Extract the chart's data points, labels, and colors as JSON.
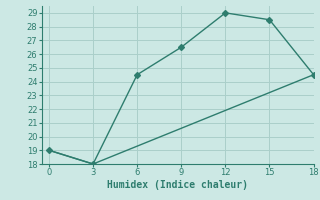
{
  "line1_x": [
    0,
    3,
    6,
    9,
    12,
    15,
    18
  ],
  "line1_y": [
    19,
    18,
    24.5,
    26.5,
    29,
    28.5,
    24.5
  ],
  "line2_x": [
    0,
    3,
    18
  ],
  "line2_y": [
    19,
    18,
    24.5
  ],
  "color": "#2e7d6e",
  "bg_color": "#cce8e4",
  "grid_color": "#aacfca",
  "xlabel": "Humidex (Indice chaleur)",
  "xlim": [
    -0.5,
    18
  ],
  "ylim": [
    18,
    29.5
  ],
  "xticks": [
    0,
    3,
    6,
    9,
    12,
    15,
    18
  ],
  "yticks": [
    18,
    19,
    20,
    21,
    22,
    23,
    24,
    25,
    26,
    27,
    28,
    29
  ],
  "marker": "D",
  "markersize": 3,
  "linewidth": 1.0
}
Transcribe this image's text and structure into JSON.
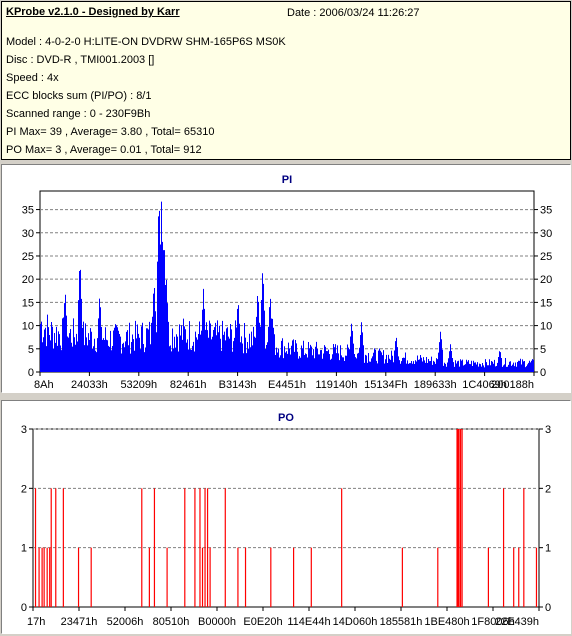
{
  "header": {
    "title": "KProbe v2.1.0 - Designed by Karr",
    "date": "Date : 2006/03/24 11:26:27",
    "lines": [
      "Model : 4-0-2-0 H:LITE-ON DVDRW SHM-165P6S MS0K",
      "Disc : DVD-R , TMI001.2003 []",
      "Speed : 4x",
      "ECC blocks sum (PI/PO) : 8/1",
      "Scanned range : 0 - 230F9Bh",
      "PI Max= 39 , Average= 3.80 , Total= 65310",
      "PO Max= 3 , Average= 0.01 , Total= 912"
    ]
  },
  "chart_data": [
    {
      "type": "bar",
      "title": "PI",
      "color": "#0000ff",
      "ylim": [
        0,
        39
      ],
      "yticks": [
        0,
        5,
        10,
        15,
        20,
        25,
        30,
        35
      ],
      "grid": true,
      "xtick_labels": [
        "8Ah",
        "24033h",
        "53209h",
        "82461h",
        "B3143h",
        "E4451h",
        "119140h",
        "15134Fh",
        "189633h",
        "1C4069h",
        "200188h"
      ],
      "x_range": [
        0,
        1
      ],
      "baseline_approx": [
        [
          0.0,
          11
        ],
        [
          0.02,
          9
        ],
        [
          0.05,
          8.5
        ],
        [
          0.1,
          8
        ],
        [
          0.15,
          7.5
        ],
        [
          0.2,
          8
        ],
        [
          0.25,
          9
        ],
        [
          0.3,
          8.5
        ],
        [
          0.35,
          8
        ],
        [
          0.4,
          8
        ],
        [
          0.45,
          7
        ],
        [
          0.48,
          6
        ],
        [
          0.52,
          5
        ],
        [
          0.6,
          4.5
        ],
        [
          0.65,
          4
        ],
        [
          0.7,
          3.5
        ],
        [
          0.75,
          3
        ],
        [
          0.8,
          2.5
        ],
        [
          0.85,
          2
        ],
        [
          0.9,
          2
        ],
        [
          0.95,
          2.2
        ],
        [
          1.0,
          2
        ]
      ],
      "spikes": [
        [
          0.08,
          25
        ],
        [
          0.05,
          18
        ],
        [
          0.12,
          17
        ],
        [
          0.24,
          39
        ],
        [
          0.245,
          37
        ],
        [
          0.25,
          30
        ],
        [
          0.255,
          20
        ],
        [
          0.23,
          20
        ],
        [
          0.33,
          18
        ],
        [
          0.4,
          16
        ],
        [
          0.44,
          18
        ],
        [
          0.465,
          17
        ],
        [
          0.45,
          23
        ],
        [
          0.47,
          12
        ],
        [
          0.63,
          11
        ],
        [
          0.65,
          11
        ],
        [
          0.72,
          8
        ],
        [
          0.81,
          9
        ],
        [
          0.83,
          6
        ],
        [
          0.93,
          5
        ]
      ]
    },
    {
      "type": "bar",
      "title": "PO",
      "color": "#ff0000",
      "ylim": [
        0,
        3
      ],
      "yticks": [
        0,
        1,
        2,
        3
      ],
      "grid": true,
      "xtick_labels": [
        "17h",
        "23471h",
        "52006h",
        "80510h",
        "B0000h",
        "E0E20h",
        "114E44h",
        "14D060h",
        "185581h",
        "1BE480h",
        "1F8006h",
        "22E439h"
      ],
      "x_range": [
        0,
        1
      ],
      "bars": [
        [
          0.005,
          2
        ],
        [
          0.012,
          1
        ],
        [
          0.018,
          1
        ],
        [
          0.022,
          1
        ],
        [
          0.028,
          1
        ],
        [
          0.033,
          1
        ],
        [
          0.036,
          2
        ],
        [
          0.045,
          2
        ],
        [
          0.06,
          2
        ],
        [
          0.09,
          1
        ],
        [
          0.115,
          1
        ],
        [
          0.215,
          2
        ],
        [
          0.23,
          1
        ],
        [
          0.24,
          2
        ],
        [
          0.265,
          1
        ],
        [
          0.3,
          2
        ],
        [
          0.32,
          2
        ],
        [
          0.33,
          2
        ],
        [
          0.335,
          1
        ],
        [
          0.34,
          2
        ],
        [
          0.345,
          2
        ],
        [
          0.35,
          1
        ],
        [
          0.38,
          2
        ],
        [
          0.405,
          1
        ],
        [
          0.42,
          1
        ],
        [
          0.47,
          1
        ],
        [
          0.515,
          1
        ],
        [
          0.55,
          1
        ],
        [
          0.61,
          2
        ],
        [
          0.73,
          1
        ],
        [
          0.8,
          1
        ],
        [
          0.838,
          3
        ],
        [
          0.84,
          3
        ],
        [
          0.842,
          3
        ],
        [
          0.845,
          3
        ],
        [
          0.848,
          3
        ],
        [
          0.9,
          1
        ],
        [
          0.93,
          2
        ],
        [
          0.95,
          1
        ],
        [
          0.96,
          1
        ],
        [
          0.97,
          2
        ],
        [
          0.995,
          1
        ]
      ]
    }
  ]
}
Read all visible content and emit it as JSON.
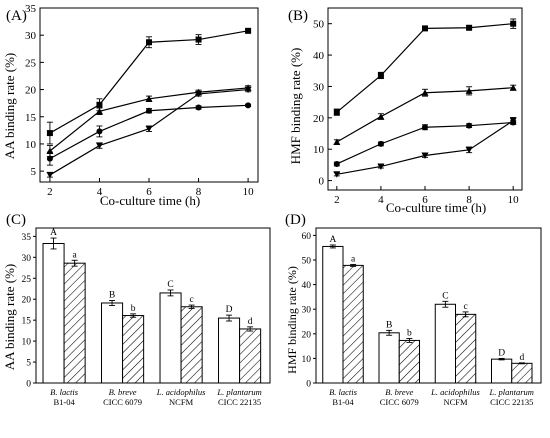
{
  "colors": {
    "ink": "#000000",
    "background": "#ffffff"
  },
  "chart_data": [
    {
      "type": "line",
      "panel_label": "(A)",
      "xlabel": "Co-culture time (h)",
      "ylabel": "AA binding rate (%)",
      "xlim": [
        1.6,
        10.4
      ],
      "ylim": [
        3,
        35
      ],
      "xticks": [
        2,
        4,
        6,
        8,
        10
      ],
      "yticks": [
        5,
        10,
        15,
        20,
        25,
        30,
        35
      ],
      "x": [
        2,
        4,
        6,
        8,
        10
      ],
      "series": [
        {
          "marker": "square",
          "values": [
            12.0,
            17.2,
            28.7,
            29.2,
            30.8
          ],
          "errors": [
            2.0,
            1.1,
            1.0,
            0.9,
            0.3
          ]
        },
        {
          "marker": "triangle-up",
          "values": [
            8.7,
            16.0,
            18.3,
            19.5,
            20.3
          ],
          "errors": [
            1.0,
            0.6,
            0.5,
            0.4,
            0.4
          ]
        },
        {
          "marker": "circle",
          "values": [
            7.3,
            12.3,
            16.1,
            16.7,
            17.1
          ],
          "errors": [
            1.2,
            1.0,
            0.4,
            0.3,
            0.2
          ]
        },
        {
          "marker": "triangle-down",
          "values": [
            4.3,
            9.7,
            12.8,
            19.2,
            20.0
          ],
          "errors": [
            0.4,
            0.5,
            0.5,
            0.4,
            0.4
          ]
        }
      ]
    },
    {
      "type": "line",
      "panel_label": "(B)",
      "xlabel": "Co-culture time (h)",
      "ylabel": "HMF binding rate (%)",
      "xlim": [
        1.6,
        10.4
      ],
      "ylim": [
        -3,
        55
      ],
      "xticks": [
        2,
        4,
        6,
        8,
        10
      ],
      "yticks": [
        0,
        10,
        20,
        30,
        40,
        50
      ],
      "x": [
        2,
        4,
        6,
        8,
        10
      ],
      "series": [
        {
          "marker": "square",
          "values": [
            21.8,
            33.5,
            48.5,
            48.7,
            50.0
          ],
          "errors": [
            1.0,
            1.0,
            0.5,
            0.6,
            1.5
          ]
        },
        {
          "marker": "triangle-up",
          "values": [
            12.3,
            20.4,
            28.0,
            28.6,
            29.6
          ],
          "errors": [
            0.7,
            0.9,
            1.1,
            1.3,
            0.8
          ]
        },
        {
          "marker": "circle",
          "values": [
            5.3,
            11.7,
            17.0,
            17.5,
            18.5
          ],
          "errors": [
            0.6,
            0.6,
            0.8,
            0.6,
            0.6
          ]
        },
        {
          "marker": "triangle-down",
          "values": [
            2.0,
            4.5,
            8.0,
            9.8,
            19.1
          ],
          "errors": [
            0.5,
            0.5,
            0.6,
            0.9,
            1.0
          ]
        }
      ]
    },
    {
      "type": "bar",
      "panel_label": "(C)",
      "ylabel": "AA binding rate (%)",
      "ylim": [
        0,
        37
      ],
      "yticks": [
        0,
        5,
        10,
        15,
        20,
        25,
        30,
        35
      ],
      "categories": [
        {
          "name": "B. lactis",
          "strain": "B1-04"
        },
        {
          "name": "B. breve",
          "strain": "CICC 6079"
        },
        {
          "name": "L. acidophilus",
          "strain": "NCFM"
        },
        {
          "name": "L. plantarum",
          "strain": "CICC 22135"
        }
      ],
      "series": [
        {
          "fill": "open",
          "values": [
            33.3,
            19.1,
            21.5,
            15.5
          ],
          "errors": [
            1.3,
            0.6,
            0.7,
            0.7
          ],
          "letters": [
            "A",
            "B",
            "C",
            "D"
          ]
        },
        {
          "fill": "hatched",
          "values": [
            28.6,
            16.1,
            18.2,
            12.9
          ],
          "errors": [
            0.7,
            0.4,
            0.4,
            0.5
          ],
          "letters": [
            "a",
            "b",
            "c",
            "d"
          ]
        }
      ]
    },
    {
      "type": "bar",
      "panel_label": "(D)",
      "ylabel": "HMF binding rate (%)",
      "ylim": [
        0,
        63
      ],
      "yticks": [
        0,
        10,
        20,
        30,
        40,
        50,
        60
      ],
      "categories": [
        {
          "name": "B. lactis",
          "strain": "B1-04"
        },
        {
          "name": "B. breve",
          "strain": "CICC 6079"
        },
        {
          "name": "L. acidophilus",
          "strain": "NCFM"
        },
        {
          "name": "L. plantarum",
          "strain": "CICC 22135"
        }
      ],
      "series": [
        {
          "fill": "open",
          "values": [
            55.5,
            20.4,
            32.0,
            9.7
          ],
          "errors": [
            0.6,
            1.0,
            1.2,
            0.3
          ],
          "letters": [
            "A",
            "B",
            "C",
            "D"
          ]
        },
        {
          "fill": "hatched",
          "values": [
            47.8,
            17.3,
            27.9,
            8.0
          ],
          "errors": [
            0.4,
            0.8,
            1.0,
            0.2
          ],
          "letters": [
            "a",
            "b",
            "c",
            "d"
          ]
        }
      ]
    }
  ]
}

Work instructions -> State how many lines of the entries above include the word "Total", offering no text other than the number.

Output for this task -> 2